* **文書の抜粋**:
__________

昨日の話の続きです。
「形(かた)」に出てくる動作を定番の分解・解説として稽古するのではなく、他の状況設定で活用することを意識して行なった火曜日の話ですが、昨日は「回し蹴り(まわしげり)」に対して「四方拝(しほうはい)」の最初のほうの動作を用いて反撃する、という内容で説明しました。そこでは体捌きと同時に「突き」で反撃するというものでしたが、今日は「抜塞(ばっさい)」に出てくる技を活用した内容で稽古した様子を綴ります。
まず、昨日とは異なった「回し蹴り」の画像をご覧ください。
膝のかい込みから腰を切り、「蹴り」として下肢を操作する直前の様子を表わしたものですが、左のイラストの膝の大腿部側が赤丸で囲ってあります。
ここが今日のお話しのポイントの一つになりますが、まず武技としてそれなりのクオリティを有するために大切なことを説明しますと、そのうちの一つに膝のスナップがあります。
それを上手く効かすには、膝のかい込み時にしっかり膝を屈曲させ、蹴る直前までその状態を維持し、ギリギリになって一気に解放することが大切です。
蹴る前の溜め、ということになりますが、受ける側とすればそのタイミングを逃さないようにすることで、相手の攻撃を封じることができます。
こういうことを言うと、それなら蹴るほうが膝の意識を持たず、股関節を中心に下肢全体を振り回すような感じで蹴れば良いのでは、と思う人もいるかもしれませんが、それは武術を知らない素人の喧嘩レベルの「蹴り」です。
そういう動きは隙ができやすく、蹴ろうとする時に間合いに入られ、逆に攻撃を受けることになります。また、本来出せるはずの潜在的な力というのは、身体の各部位の動きを効果的に活用することで得られるにもかかわらず、膝の動きが死んでしまっていることから、そのパワーも数割減という状態になってしまいます。
それに対して、膝のかい込み時にしっかり屈曲させ、スナップを活用しようという意識は、前述の問題点を解消し、かつ相手からすれば蹴り足の動きがコンパクトになるところから感覚的に早い「蹴り」として目に映ります。
もっとも、そういう工夫があっても、稽古を積むことによって目が慣れ、しっかりした攻防ができるようになるのですが、その目で素人的な大振りの「蹴り」を見れば、実にスローモーな動きに見えるのです。
今回の稽古では互いにそれなりの経験を積んでいる、という前提ですから、武技としての「回し蹴り」をきちんと行ない、受ける側もそれに応じた目を持ち、武技としての身体操作ができる、という条件だからこそ、ということで行ないました。

__________

* **利用できるデータ**:

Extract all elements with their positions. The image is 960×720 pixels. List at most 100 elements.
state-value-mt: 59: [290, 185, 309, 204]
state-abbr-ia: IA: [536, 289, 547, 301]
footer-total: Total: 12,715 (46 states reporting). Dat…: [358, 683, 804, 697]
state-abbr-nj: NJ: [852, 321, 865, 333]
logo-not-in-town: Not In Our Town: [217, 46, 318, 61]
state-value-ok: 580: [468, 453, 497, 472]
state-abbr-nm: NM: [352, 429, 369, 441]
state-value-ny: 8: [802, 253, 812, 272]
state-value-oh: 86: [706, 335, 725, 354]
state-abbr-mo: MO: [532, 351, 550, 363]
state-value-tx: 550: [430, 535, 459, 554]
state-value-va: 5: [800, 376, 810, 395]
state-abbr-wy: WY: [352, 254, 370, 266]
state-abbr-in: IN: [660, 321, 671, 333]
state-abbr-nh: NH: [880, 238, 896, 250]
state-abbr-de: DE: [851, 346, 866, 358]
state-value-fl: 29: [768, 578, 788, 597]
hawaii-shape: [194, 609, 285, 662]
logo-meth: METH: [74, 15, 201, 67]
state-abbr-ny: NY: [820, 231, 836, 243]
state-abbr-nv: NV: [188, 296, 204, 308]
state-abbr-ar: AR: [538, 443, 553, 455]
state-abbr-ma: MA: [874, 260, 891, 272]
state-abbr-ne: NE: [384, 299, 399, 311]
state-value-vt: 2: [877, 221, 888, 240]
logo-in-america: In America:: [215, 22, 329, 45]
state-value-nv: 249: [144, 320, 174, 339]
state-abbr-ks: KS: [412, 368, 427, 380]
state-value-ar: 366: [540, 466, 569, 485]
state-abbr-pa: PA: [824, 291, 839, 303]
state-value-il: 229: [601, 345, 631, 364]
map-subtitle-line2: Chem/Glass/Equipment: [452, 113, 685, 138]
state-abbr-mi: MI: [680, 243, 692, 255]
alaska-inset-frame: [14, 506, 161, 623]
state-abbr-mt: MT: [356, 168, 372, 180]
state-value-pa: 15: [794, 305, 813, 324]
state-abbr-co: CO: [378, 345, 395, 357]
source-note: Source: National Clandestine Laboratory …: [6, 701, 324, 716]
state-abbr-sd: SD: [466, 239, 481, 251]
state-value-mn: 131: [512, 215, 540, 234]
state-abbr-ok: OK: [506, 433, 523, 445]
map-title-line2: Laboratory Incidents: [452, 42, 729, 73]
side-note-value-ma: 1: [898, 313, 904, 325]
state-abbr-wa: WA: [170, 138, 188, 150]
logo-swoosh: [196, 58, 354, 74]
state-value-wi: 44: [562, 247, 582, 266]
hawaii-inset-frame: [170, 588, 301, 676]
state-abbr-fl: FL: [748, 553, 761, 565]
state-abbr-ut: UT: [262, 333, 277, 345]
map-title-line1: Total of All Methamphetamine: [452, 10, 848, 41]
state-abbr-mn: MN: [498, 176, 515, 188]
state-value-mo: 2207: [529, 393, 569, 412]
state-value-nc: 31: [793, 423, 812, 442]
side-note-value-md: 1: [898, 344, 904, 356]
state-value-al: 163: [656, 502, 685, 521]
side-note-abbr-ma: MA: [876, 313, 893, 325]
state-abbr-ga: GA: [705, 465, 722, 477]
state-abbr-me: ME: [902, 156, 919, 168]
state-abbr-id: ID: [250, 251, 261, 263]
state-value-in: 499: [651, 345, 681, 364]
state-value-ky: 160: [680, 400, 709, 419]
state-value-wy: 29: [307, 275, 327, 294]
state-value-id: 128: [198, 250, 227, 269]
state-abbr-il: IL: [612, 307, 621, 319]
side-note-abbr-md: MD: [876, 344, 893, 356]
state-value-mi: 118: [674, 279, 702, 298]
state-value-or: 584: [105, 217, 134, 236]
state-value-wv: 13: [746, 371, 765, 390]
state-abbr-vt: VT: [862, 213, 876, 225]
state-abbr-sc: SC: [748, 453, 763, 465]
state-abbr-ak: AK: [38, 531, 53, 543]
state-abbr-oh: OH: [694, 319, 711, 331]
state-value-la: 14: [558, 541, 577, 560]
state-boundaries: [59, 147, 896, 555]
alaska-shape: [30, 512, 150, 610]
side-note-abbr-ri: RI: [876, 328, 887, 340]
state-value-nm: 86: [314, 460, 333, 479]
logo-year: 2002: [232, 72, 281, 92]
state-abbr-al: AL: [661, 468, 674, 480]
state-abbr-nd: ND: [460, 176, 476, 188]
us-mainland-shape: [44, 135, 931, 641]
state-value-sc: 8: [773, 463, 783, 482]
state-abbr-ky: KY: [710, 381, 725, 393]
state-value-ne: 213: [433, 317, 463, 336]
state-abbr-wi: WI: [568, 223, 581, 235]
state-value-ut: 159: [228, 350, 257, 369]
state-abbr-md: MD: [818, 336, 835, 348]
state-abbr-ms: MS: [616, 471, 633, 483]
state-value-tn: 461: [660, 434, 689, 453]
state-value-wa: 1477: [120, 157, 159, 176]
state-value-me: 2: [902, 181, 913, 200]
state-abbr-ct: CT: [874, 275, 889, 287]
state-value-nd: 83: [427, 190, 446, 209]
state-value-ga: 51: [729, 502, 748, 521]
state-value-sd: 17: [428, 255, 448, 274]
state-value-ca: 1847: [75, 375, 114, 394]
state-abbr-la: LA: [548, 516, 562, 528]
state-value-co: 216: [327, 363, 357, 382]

__________

* **やること**:
A: 文書の抜粋で、今日の稽古に活用したのはどの「形」に出てくる技か。
B: データの行のうち、最初の行から「state-value-va: 5: [800, 376, 810, 395]」を含む行までを、両端も含めて一字一句そのまま書き写す。

* **回答**:
A: 「抜塞(ばっさい)」に出てくる技を活用した。

B:
Extract all elements with their positions. The image is 960×720 pixels. List at most 100 elements.
state-value-mt: 59: [290, 185, 309, 204]
state-abbr-ia: IA: [536, 289, 547, 301]
footer-total: Total: 12,715 (46 states reporting). Dat…: [358, 683, 804, 697]
state-abbr-nj: NJ: [852, 321, 865, 333]
logo-not-in-town: Not In Our Town: [217, 46, 318, 61]
state-value-ok: 580: [468, 453, 497, 472]
state-abbr-nm: NM: [352, 429, 369, 441]
state-value-ny: 8: [802, 253, 812, 272]
state-value-oh: 86: [706, 335, 725, 354]
state-abbr-mo: MO: [532, 351, 550, 363]
state-value-tx: 550: [430, 535, 459, 554]
state-value-va: 5: [800, 376, 810, 395]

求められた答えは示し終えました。